DO THIS:
Show every line of the records below that contains the word "Corrected".

DATA PROVIDED:
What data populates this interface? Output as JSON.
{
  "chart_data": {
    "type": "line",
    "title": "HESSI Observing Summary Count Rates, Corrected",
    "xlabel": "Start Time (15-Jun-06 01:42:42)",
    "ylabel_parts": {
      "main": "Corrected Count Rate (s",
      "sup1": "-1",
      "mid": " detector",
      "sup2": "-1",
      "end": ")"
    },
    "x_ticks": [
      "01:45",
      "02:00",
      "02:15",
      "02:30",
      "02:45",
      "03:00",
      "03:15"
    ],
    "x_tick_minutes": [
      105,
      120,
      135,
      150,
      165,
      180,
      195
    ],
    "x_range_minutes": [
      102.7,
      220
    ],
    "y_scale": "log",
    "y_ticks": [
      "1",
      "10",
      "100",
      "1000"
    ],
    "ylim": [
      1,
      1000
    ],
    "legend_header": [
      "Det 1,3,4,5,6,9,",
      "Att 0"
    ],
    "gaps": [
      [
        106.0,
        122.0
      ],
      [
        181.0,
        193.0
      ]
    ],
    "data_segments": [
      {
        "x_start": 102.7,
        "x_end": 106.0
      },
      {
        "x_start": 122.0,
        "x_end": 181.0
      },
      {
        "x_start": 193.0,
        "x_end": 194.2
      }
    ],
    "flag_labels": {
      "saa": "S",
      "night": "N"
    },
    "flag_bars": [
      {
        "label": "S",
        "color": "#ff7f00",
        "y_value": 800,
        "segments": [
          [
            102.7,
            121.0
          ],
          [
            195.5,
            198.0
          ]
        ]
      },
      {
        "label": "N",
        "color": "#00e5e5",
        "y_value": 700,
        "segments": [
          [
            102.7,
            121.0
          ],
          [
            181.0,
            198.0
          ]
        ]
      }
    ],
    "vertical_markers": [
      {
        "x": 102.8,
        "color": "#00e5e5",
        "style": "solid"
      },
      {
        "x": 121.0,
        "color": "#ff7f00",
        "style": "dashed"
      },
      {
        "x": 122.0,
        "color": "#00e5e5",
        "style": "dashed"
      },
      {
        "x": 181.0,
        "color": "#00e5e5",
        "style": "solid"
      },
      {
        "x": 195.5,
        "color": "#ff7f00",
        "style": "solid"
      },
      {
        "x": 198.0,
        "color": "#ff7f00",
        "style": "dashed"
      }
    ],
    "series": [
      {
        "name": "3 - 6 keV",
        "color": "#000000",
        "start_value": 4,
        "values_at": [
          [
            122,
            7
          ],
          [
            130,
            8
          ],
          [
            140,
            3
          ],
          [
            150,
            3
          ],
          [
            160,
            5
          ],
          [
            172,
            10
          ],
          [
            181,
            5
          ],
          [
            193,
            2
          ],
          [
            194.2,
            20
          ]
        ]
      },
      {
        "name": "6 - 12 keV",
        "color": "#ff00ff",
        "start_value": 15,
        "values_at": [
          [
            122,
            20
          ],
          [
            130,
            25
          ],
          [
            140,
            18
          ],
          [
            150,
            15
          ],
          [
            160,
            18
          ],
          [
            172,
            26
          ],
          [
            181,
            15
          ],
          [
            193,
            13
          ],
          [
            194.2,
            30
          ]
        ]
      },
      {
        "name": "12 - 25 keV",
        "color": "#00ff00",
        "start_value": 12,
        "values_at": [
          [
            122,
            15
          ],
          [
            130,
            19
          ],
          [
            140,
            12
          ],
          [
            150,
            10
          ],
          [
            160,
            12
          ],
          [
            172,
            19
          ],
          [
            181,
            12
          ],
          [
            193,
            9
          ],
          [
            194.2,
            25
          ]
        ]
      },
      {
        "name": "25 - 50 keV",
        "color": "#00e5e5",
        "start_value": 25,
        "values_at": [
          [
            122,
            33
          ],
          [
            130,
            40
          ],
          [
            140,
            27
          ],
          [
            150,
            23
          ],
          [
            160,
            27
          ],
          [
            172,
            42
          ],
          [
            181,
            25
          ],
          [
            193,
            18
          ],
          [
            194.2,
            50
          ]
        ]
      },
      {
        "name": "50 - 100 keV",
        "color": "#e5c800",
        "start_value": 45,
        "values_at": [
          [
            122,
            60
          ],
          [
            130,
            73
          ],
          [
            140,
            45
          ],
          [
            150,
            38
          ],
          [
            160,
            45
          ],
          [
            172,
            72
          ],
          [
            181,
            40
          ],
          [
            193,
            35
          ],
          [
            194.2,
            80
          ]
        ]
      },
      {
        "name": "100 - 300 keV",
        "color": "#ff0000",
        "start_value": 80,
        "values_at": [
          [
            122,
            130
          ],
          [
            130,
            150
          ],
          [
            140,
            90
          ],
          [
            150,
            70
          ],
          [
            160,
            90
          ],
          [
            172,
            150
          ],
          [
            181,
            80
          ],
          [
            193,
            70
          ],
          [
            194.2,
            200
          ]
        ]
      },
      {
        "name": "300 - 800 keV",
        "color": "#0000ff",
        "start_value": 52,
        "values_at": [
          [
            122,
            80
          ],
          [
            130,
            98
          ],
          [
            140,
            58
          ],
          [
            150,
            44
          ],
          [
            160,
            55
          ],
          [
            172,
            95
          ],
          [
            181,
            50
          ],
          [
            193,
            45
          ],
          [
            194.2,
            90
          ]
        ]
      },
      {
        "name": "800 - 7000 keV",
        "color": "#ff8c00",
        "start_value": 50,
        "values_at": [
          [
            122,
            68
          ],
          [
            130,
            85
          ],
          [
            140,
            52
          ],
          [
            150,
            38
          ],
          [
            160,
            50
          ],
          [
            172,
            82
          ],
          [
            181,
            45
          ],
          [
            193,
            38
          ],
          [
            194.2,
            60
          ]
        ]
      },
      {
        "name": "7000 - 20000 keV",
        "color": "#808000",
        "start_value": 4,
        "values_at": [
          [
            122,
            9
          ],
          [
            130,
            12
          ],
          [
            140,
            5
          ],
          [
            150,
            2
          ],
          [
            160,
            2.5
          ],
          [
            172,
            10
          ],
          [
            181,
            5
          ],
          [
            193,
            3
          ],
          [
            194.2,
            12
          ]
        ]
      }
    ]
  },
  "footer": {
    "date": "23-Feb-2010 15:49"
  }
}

COMPLETE ANSWER:
    "title": "HESSI Observing Summary Count Rates, Corrected",
      "main": "Corrected Count Rate (s",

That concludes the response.